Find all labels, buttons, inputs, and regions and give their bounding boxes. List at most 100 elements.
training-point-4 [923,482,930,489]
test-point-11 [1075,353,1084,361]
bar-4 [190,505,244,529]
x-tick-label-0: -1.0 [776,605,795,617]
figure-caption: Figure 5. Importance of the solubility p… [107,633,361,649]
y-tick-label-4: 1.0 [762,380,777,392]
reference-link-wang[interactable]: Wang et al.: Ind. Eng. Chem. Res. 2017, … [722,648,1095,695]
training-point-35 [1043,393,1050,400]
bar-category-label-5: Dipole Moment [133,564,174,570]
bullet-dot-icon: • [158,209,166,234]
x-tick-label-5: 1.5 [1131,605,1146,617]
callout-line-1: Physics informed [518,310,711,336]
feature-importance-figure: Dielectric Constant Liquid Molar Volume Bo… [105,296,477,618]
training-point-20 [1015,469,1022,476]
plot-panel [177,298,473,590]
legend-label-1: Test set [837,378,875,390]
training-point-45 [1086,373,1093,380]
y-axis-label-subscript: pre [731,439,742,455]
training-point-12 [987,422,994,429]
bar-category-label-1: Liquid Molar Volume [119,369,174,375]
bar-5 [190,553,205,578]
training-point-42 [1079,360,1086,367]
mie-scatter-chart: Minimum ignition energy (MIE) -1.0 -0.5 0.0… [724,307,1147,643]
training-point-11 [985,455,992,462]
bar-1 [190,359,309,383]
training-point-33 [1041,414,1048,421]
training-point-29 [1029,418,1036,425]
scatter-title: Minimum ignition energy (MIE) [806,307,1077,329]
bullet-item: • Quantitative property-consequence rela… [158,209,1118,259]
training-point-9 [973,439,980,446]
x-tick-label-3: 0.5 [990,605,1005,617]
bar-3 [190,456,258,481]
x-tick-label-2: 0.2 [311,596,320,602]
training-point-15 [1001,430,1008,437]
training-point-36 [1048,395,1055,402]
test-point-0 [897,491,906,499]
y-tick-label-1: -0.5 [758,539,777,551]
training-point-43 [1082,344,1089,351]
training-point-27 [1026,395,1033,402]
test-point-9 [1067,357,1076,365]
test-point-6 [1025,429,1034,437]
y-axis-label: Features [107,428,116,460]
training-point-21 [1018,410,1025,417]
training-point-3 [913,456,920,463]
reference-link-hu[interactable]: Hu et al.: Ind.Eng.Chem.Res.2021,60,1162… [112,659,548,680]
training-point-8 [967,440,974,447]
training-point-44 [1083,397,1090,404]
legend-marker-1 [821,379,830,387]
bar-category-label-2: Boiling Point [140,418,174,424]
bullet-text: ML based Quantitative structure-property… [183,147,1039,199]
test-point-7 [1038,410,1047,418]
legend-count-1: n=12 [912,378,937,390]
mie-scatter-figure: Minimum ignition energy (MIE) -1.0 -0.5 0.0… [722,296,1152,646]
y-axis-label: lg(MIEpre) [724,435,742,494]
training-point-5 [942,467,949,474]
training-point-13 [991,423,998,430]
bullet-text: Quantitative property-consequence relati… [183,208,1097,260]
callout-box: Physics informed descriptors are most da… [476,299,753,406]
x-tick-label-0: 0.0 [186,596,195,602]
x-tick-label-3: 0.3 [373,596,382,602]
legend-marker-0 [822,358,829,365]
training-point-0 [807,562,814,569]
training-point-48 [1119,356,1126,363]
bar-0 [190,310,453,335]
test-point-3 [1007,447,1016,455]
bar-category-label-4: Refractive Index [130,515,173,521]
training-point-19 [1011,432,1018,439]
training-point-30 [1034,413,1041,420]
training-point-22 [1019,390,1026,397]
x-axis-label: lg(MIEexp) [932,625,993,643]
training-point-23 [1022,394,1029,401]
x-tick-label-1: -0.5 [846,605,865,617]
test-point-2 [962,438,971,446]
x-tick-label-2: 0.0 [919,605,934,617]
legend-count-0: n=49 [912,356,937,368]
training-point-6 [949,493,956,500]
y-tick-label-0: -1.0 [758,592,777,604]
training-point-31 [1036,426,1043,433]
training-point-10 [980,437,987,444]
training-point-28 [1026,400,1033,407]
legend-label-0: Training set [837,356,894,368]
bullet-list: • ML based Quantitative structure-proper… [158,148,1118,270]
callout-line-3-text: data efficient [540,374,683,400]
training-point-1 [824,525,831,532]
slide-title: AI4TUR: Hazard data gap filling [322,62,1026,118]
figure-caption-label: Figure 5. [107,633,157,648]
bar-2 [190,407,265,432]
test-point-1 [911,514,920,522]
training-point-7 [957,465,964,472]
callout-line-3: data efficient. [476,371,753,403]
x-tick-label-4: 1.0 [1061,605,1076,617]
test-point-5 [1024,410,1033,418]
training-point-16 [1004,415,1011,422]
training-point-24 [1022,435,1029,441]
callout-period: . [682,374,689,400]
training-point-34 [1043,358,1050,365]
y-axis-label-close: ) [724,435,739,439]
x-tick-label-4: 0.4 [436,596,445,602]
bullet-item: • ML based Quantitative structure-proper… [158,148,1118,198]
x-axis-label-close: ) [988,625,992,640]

■ ■ ■ ■

## Requirements
Reproduce each of the records above line by line, with no change to any character.

## Output of the task
Find all labels, buttons, inputs, and regions and give their bounding boxes. List at most 100 elements.
training-point-4 [923,482,930,489]
test-point-11 [1075,353,1084,361]
bar-4 [190,505,244,529]
x-tick-label-0: -1.0 [776,605,795,617]
figure-caption: Figure 5. Importance of the solubility p… [107,633,361,649]
y-tick-label-4: 1.0 [762,380,777,392]
reference-link-wang[interactable]: Wang et al.: Ind. Eng. Chem. Res. 2017, … [722,648,1095,695]
training-point-35 [1043,393,1050,400]
bar-category-label-5: Dipole Moment [133,564,174,570]
bullet-dot-icon: • [158,209,166,234]
x-tick-label-5: 1.5 [1131,605,1146,617]
callout-line-1: Physics informed [518,310,711,336]
feature-importance-figure: Dielectric Constant Liquid Molar Volume Bo… [105,296,477,618]
training-point-20 [1015,469,1022,476]
plot-panel [177,298,473,590]
legend-label-1: Test set [837,378,875,390]
training-point-45 [1086,373,1093,380]
y-axis-label-subscript: pre [731,439,742,455]
training-point-12 [987,422,994,429]
bar-category-label-1: Liquid Molar Volume [119,369,174,375]
bar-5 [190,553,205,578]
training-point-42 [1079,360,1086,367]
mie-scatter-chart: Minimum ignition energy (MIE) -1.0 -0.5 0.0… [724,307,1147,643]
training-point-11 [985,455,992,462]
bar-1 [190,359,309,383]
training-point-33 [1041,414,1048,421]
training-point-29 [1029,418,1036,425]
scatter-title: Minimum ignition energy (MIE) [806,307,1077,329]
bullet-item: • Quantitative property-consequence rela… [158,209,1118,259]
training-point-9 [973,439,980,446]
x-tick-label-3: 0.5 [990,605,1005,617]
bar-3 [190,456,258,481]
x-tick-label-2: 0.2 [311,596,320,602]
training-point-15 [1001,430,1008,437]
training-point-36 [1048,395,1055,402]
test-point-0 [897,491,906,499]
y-tick-label-1: -0.5 [758,539,777,551]
training-point-43 [1082,344,1089,351]
training-point-27 [1026,395,1033,402]
test-point-9 [1067,357,1076,365]
test-point-6 [1025,429,1034,437]
y-axis-label: Features [107,428,116,460]
training-point-21 [1018,410,1025,417]
training-point-3 [913,456,920,463]
reference-link-hu[interactable]: Hu et al.: Ind.Eng.Chem.Res.2021,60,1162… [112,659,548,680]
training-point-8 [967,440,974,447]
training-point-44 [1083,397,1090,404]
legend-marker-1 [821,379,830,387]
bar-category-label-2: Boiling Point [140,418,174,424]
bullet-text: ML based Quantitative structure-property… [183,147,1039,199]
test-point-7 [1038,410,1047,418]
legend-count-1: n=12 [912,378,937,390]
mie-scatter-figure: Minimum ignition energy (MIE) -1.0 -0.5 0.0… [722,296,1152,646]
y-axis-label: lg(MIEpre) [724,435,742,494]
training-point-5 [942,467,949,474]
training-point-13 [991,423,998,430]
bullet-text: Quantitative property-consequence relati… [183,208,1097,260]
callout-box: Physics informed descriptors are most da… [476,299,753,406]
x-tick-label-0: 0.0 [186,596,195,602]
x-tick-label-3: 0.3 [373,596,382,602]
legend-marker-0 [822,358,829,365]
training-point-0 [807,562,814,569]
training-point-48 [1119,356,1126,363]
bar-0 [190,310,453,335]
test-point-3 [1007,447,1016,455]
bar-category-label-4: Refractive Index [130,515,173,521]
training-point-19 [1011,432,1018,439]
training-point-30 [1034,413,1041,420]
training-point-22 [1019,390,1026,397]
x-axis-label: lg(MIEexp) [932,625,993,643]
training-point-23 [1022,394,1029,401]
x-tick-label-1: -0.5 [846,605,865,617]
test-point-2 [962,438,971,446]
x-tick-label-2: 0.0 [919,605,934,617]
legend-count-0: n=49 [912,356,937,368]
training-point-6 [949,493,956,500]
y-tick-label-0: -1.0 [758,592,777,604]
training-point-31 [1036,426,1043,433]
training-point-10 [980,437,987,444]
training-point-28 [1026,400,1033,407]
legend-label-0: Training set [837,356,894,368]
bullet-list: • ML based Quantitative structure-proper… [158,148,1118,270]
callout-line-3-text: data efficient [540,374,683,400]
training-point-1 [824,525,831,532]
slide-title: AI4TUR: Hazard data gap filling [322,62,1026,118]
figure-caption-label: Figure 5. [107,633,157,648]
bar-2 [190,407,265,432]
test-point-1 [911,514,920,522]
training-point-7 [957,465,964,472]
callout-line-3: data efficient. [476,371,753,403]
x-tick-label-4: 1.0 [1061,605,1076,617]
test-point-5 [1024,410,1033,418]
training-point-16 [1004,415,1011,422]
training-point-24 [1022,435,1029,441]
callout-period: . [682,374,689,400]
training-point-34 [1043,358,1050,365]
y-axis-label-close: ) [724,435,739,439]
x-tick-label-4: 0.4 [436,596,445,602]
bullet-item: • ML based Quantitative structure-proper… [158,148,1118,198]
x-axis-label-close: ) [988,625,992,640]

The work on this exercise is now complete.